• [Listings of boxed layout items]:
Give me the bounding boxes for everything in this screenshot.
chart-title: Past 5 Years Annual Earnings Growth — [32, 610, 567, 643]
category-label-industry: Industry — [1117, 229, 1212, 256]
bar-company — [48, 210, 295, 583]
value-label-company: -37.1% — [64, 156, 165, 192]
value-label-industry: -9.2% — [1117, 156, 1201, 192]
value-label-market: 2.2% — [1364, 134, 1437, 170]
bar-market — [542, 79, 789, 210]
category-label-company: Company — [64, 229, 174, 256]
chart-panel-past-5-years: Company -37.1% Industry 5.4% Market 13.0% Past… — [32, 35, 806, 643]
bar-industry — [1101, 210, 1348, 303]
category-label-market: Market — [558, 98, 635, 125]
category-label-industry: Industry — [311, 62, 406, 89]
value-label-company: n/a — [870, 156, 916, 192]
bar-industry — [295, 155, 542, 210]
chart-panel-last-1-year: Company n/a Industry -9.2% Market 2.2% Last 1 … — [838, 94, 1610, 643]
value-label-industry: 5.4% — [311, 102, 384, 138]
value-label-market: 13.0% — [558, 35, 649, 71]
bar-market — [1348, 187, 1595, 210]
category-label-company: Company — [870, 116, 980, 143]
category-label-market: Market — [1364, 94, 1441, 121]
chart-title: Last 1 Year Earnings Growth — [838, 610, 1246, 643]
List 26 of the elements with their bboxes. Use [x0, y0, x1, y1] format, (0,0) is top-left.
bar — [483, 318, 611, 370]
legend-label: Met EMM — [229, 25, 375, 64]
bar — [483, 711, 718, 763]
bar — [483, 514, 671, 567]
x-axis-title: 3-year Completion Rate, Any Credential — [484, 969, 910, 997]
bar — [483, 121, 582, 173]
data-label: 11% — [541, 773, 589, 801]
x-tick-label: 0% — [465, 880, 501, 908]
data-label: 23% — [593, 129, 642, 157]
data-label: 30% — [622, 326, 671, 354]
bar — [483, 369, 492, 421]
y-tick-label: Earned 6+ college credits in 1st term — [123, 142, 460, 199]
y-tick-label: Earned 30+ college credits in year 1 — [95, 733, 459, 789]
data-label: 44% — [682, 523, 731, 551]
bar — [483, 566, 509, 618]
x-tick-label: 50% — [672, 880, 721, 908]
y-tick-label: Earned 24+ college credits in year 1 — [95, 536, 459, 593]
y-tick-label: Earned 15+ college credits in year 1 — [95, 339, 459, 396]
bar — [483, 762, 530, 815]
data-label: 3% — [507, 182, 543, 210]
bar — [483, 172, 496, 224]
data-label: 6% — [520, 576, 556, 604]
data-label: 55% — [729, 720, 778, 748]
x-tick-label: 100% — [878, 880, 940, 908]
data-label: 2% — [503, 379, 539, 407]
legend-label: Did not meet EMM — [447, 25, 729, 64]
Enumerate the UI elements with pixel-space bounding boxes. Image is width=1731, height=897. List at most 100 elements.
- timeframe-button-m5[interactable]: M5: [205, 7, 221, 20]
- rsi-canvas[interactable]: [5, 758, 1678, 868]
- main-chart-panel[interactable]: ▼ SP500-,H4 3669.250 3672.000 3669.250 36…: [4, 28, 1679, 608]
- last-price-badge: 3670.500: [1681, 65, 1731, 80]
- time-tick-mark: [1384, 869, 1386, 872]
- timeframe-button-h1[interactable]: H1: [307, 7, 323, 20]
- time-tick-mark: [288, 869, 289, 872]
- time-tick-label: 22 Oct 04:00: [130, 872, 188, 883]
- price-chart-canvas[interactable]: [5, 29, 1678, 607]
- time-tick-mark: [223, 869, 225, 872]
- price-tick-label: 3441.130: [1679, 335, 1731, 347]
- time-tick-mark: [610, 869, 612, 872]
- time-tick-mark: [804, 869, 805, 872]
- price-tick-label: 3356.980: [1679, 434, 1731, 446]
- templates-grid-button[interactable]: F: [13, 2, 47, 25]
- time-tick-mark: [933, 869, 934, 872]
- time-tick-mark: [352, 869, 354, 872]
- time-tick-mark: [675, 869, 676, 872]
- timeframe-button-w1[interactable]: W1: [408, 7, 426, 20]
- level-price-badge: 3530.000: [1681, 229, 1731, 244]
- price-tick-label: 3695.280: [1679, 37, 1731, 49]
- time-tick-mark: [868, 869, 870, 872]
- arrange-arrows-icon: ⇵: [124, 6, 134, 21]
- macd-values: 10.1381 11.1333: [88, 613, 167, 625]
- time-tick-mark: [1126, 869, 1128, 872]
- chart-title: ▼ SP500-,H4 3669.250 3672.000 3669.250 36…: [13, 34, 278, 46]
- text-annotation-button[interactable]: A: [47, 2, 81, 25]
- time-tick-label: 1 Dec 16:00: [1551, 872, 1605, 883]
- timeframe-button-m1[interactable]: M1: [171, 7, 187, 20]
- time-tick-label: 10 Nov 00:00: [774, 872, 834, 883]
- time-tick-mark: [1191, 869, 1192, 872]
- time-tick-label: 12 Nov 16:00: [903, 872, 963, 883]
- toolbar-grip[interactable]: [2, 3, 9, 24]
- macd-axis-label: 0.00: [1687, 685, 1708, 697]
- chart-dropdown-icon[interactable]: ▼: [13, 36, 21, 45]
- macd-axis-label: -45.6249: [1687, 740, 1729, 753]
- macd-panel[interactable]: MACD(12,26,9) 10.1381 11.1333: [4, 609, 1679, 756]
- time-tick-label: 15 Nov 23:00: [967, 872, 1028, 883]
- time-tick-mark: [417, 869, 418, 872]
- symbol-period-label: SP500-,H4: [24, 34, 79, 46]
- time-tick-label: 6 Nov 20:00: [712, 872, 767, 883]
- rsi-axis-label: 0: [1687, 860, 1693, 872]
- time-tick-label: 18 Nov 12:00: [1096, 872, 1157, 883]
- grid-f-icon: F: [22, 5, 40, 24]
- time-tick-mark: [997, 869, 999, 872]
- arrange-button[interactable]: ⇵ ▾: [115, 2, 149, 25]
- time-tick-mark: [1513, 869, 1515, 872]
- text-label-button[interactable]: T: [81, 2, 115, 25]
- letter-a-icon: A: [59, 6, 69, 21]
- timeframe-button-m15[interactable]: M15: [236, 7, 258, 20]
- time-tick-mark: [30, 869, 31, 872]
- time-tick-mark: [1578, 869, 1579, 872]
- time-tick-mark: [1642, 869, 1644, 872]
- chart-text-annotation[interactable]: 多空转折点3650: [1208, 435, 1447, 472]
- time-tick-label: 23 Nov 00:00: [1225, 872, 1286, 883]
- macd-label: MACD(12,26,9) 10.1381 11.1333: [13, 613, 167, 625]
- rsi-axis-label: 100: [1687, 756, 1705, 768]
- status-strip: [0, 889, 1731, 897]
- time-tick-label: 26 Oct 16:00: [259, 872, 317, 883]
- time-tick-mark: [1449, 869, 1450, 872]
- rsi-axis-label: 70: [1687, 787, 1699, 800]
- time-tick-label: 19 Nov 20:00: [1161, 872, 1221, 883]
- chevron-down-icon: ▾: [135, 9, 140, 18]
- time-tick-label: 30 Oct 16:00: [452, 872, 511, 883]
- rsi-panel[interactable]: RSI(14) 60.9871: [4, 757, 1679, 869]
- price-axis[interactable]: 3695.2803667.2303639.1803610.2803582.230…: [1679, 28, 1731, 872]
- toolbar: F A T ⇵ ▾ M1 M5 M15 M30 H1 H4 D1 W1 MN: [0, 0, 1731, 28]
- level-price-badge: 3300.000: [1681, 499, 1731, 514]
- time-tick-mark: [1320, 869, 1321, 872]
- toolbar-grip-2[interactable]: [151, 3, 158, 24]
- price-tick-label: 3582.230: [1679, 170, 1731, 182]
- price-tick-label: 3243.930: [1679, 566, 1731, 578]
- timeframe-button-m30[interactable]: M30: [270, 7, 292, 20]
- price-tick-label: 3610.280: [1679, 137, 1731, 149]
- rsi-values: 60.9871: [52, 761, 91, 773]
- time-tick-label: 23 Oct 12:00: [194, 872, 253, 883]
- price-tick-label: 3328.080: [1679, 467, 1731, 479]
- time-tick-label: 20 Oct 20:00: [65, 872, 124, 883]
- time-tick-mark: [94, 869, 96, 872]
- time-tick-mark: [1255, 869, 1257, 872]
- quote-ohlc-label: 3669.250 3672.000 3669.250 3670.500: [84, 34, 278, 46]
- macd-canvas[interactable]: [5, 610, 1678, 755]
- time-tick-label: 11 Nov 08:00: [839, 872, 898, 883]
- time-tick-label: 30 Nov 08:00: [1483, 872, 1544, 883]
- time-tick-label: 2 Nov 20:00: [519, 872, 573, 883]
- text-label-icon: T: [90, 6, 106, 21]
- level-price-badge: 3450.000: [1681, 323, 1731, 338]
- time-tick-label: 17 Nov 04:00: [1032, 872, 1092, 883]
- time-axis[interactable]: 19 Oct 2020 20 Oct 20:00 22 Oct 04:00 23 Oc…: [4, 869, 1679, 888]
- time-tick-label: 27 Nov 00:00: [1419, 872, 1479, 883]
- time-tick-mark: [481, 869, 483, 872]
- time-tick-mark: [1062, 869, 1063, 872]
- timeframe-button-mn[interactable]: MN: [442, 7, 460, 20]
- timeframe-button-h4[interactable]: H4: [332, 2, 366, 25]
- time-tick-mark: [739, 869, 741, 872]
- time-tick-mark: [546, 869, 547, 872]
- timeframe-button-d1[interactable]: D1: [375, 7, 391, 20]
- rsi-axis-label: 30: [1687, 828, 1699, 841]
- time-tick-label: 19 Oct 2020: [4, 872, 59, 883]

• [Exercise prompt]: Format the material above as a Markdown table with the columns "No." and "Line". Cover everything from its first line up to and including the line containing "bar-market — [542, 79, 789, 210]", and leave out any blank lines.

• [Right answer]:
| No. | Line |
|---|---|
| 1 | Give me the bounding boxes for everything in this screenshot. |
| 2 | chart-title: Past 5 Years Annual Earnings Growth — [32, 610, 567, 643] |
| 3 | category-label-industry: Industry — [1117, 229, 1212, 256] |
| 4 | bar-company — [48, 210, 295, 583] |
| 5 | value-label-company: -37.1% — [64, 156, 165, 192] |
| 6 | value-label-industry: -9.2% — [1117, 156, 1201, 192] |
| 7 | value-label-market: 2.2% — [1364, 134, 1437, 170] |
| 8 | bar-market — [542, 79, 789, 210] |